= Exercise =
Transcribe every entry word for word. Skip the pictures.

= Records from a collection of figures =
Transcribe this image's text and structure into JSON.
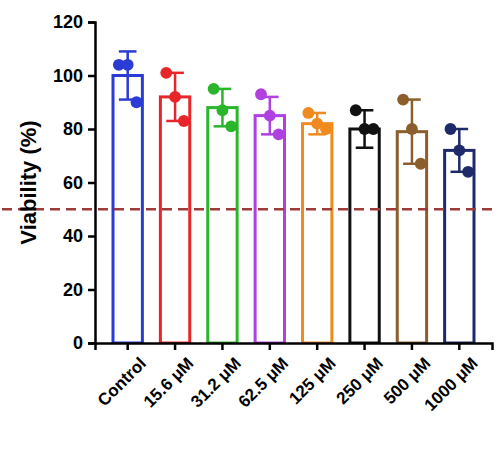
{
  "chart_data": {
    "type": "bar",
    "y_label": "Viability (%)",
    "categories": [
      "Control",
      "15.6 μM",
      "31.2 μM",
      "62.5 μM",
      "125 μM",
      "250 μM",
      "500 μM",
      "1000 μM"
    ],
    "values": [
      100,
      92,
      88,
      85,
      82,
      80,
      79,
      72
    ],
    "errors": [
      9,
      9,
      7,
      7,
      4,
      7,
      12,
      8
    ],
    "points": [
      [
        104,
        104,
        90
      ],
      [
        101,
        92,
        83
      ],
      [
        95,
        87,
        81
      ],
      [
        93,
        85,
        78
      ],
      [
        86,
        82,
        80
      ],
      [
        87,
        80,
        80
      ],
      [
        91,
        80,
        67
      ],
      [
        80,
        72,
        64
      ]
    ],
    "colors": [
      "#2a3bd6",
      "#e8262a",
      "#2bb52b",
      "#b040e0",
      "#f08a1f",
      "#111111",
      "#8b5e2b",
      "#1f2a6b"
    ],
    "ylim": [
      0,
      120
    ],
    "yticks": [
      0,
      20,
      40,
      60,
      80,
      100,
      120
    ],
    "reference_line": 50,
    "grid": false,
    "marker": "circle"
  }
}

= Worked solution =
Transcribe this image's text and structure into JSON.
{
  "chart_data": {
    "type": "bar",
    "y_label": "Viability (%)",
    "categories": [
      "Control",
      "15.6 μM",
      "31.2 μM",
      "62.5 μM",
      "125 μM",
      "250 μM",
      "500 μM",
      "1000 μM"
    ],
    "values": [
      100,
      92,
      88,
      85,
      82,
      80,
      79,
      72
    ],
    "errors": [
      9,
      9,
      7,
      7,
      4,
      7,
      12,
      8
    ],
    "points": [
      [
        104,
        104,
        90
      ],
      [
        101,
        92,
        83
      ],
      [
        95,
        87,
        81
      ],
      [
        93,
        85,
        78
      ],
      [
        86,
        82,
        80
      ],
      [
        87,
        80,
        80
      ],
      [
        91,
        80,
        67
      ],
      [
        80,
        72,
        64
      ]
    ],
    "colors": [
      "#2a3bd6",
      "#e8262a",
      "#2bb52b",
      "#b040e0",
      "#f08a1f",
      "#111111",
      "#8b5e2b",
      "#1f2a6b"
    ],
    "ylim": [
      0,
      120
    ],
    "yticks": [
      0,
      20,
      40,
      60,
      80,
      100,
      120
    ],
    "reference_line": 50,
    "grid": false,
    "marker": "circle"
  }
}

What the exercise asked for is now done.